[Stored data entries]
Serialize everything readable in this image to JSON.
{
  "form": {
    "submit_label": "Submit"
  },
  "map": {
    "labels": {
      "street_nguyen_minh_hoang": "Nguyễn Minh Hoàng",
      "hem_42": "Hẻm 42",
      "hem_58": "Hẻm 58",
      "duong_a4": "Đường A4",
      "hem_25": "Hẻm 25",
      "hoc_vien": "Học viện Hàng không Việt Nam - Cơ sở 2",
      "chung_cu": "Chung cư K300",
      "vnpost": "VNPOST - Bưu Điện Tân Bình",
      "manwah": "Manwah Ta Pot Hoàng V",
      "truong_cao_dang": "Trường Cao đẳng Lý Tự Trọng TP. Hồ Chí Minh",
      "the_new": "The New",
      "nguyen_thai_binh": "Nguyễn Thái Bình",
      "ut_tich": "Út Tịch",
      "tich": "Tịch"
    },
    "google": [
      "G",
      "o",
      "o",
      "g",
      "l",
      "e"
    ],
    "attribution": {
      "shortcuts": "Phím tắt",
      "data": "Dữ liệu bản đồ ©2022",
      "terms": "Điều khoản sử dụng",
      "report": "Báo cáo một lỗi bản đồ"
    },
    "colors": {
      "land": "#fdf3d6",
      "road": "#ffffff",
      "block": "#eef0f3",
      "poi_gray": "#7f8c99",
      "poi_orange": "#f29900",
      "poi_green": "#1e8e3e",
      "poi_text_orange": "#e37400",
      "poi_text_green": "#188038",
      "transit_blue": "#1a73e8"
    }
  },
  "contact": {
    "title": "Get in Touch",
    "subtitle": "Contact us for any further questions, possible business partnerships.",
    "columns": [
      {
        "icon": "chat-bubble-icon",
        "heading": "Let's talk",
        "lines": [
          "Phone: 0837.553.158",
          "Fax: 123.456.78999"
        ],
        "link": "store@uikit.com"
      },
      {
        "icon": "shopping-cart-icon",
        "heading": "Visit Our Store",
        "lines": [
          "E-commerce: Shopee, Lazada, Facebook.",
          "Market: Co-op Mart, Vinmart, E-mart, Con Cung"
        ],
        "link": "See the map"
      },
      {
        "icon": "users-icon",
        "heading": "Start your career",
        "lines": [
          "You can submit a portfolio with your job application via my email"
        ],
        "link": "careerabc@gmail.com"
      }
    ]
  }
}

* _PROBLEM_:
Exactly as they are written, print the entries again.

* _RESULT OF THE EXERCISE_:
Serialize everything readable in this image to JSON.
{
  "form": {
    "submit_label": "Submit"
  },
  "map": {
    "labels": {
      "street_nguyen_minh_hoang": "Nguyễn Minh Hoàng",
      "hem_42": "Hẻm 42",
      "hem_58": "Hẻm 58",
      "duong_a4": "Đường A4",
      "hem_25": "Hẻm 25",
      "hoc_vien": "Học viện Hàng không Việt Nam - Cơ sở 2",
      "chung_cu": "Chung cư K300",
      "vnpost": "VNPOST - Bưu Điện Tân Bình",
      "manwah": "Manwah Ta Pot Hoàng V",
      "truong_cao_dang": "Trường Cao đẳng Lý Tự Trọng TP. Hồ Chí Minh",
      "the_new": "The New",
      "nguyen_thai_binh": "Nguyễn Thái Bình",
      "ut_tich": "Út Tịch",
      "tich": "Tịch"
    },
    "google": [
      "G",
      "o",
      "o",
      "g",
      "l",
      "e"
    ],
    "attribution": {
      "shortcuts": "Phím tắt",
      "data": "Dữ liệu bản đồ ©2022",
      "terms": "Điều khoản sử dụng",
      "report": "Báo cáo một lỗi bản đồ"
    },
    "colors": {
      "land": "#fdf3d6",
      "road": "#ffffff",
      "block": "#eef0f3",
      "poi_gray": "#7f8c99",
      "poi_orange": "#f29900",
      "poi_green": "#1e8e3e",
      "poi_text_orange": "#e37400",
      "poi_text_green": "#188038",
      "transit_blue": "#1a73e8"
    }
  },
  "contact": {
    "title": "Get in Touch",
    "subtitle": "Contact us for any further questions, possible business partnerships.",
    "columns": [
      {
        "icon": "chat-bubble-icon",
        "heading": "Let's talk",
        "lines": [
          "Phone: 0837.553.158",
          "Fax: 123.456.78999"
        ],
        "link": "store@uikit.com"
      },
      {
        "icon": "shopping-cart-icon",
        "heading": "Visit Our Store",
        "lines": [
          "E-commerce: Shopee, Lazada, Facebook.",
          "Market: Co-op Mart, Vinmart, E-mart, Con Cung"
        ],
        "link": "See the map"
      },
      {
        "icon": "users-icon",
        "heading": "Start your career",
        "lines": [
          "You can submit a portfolio with your job application via my email"
        ],
        "link": "careerabc@gmail.com"
      }
    ]
  }
}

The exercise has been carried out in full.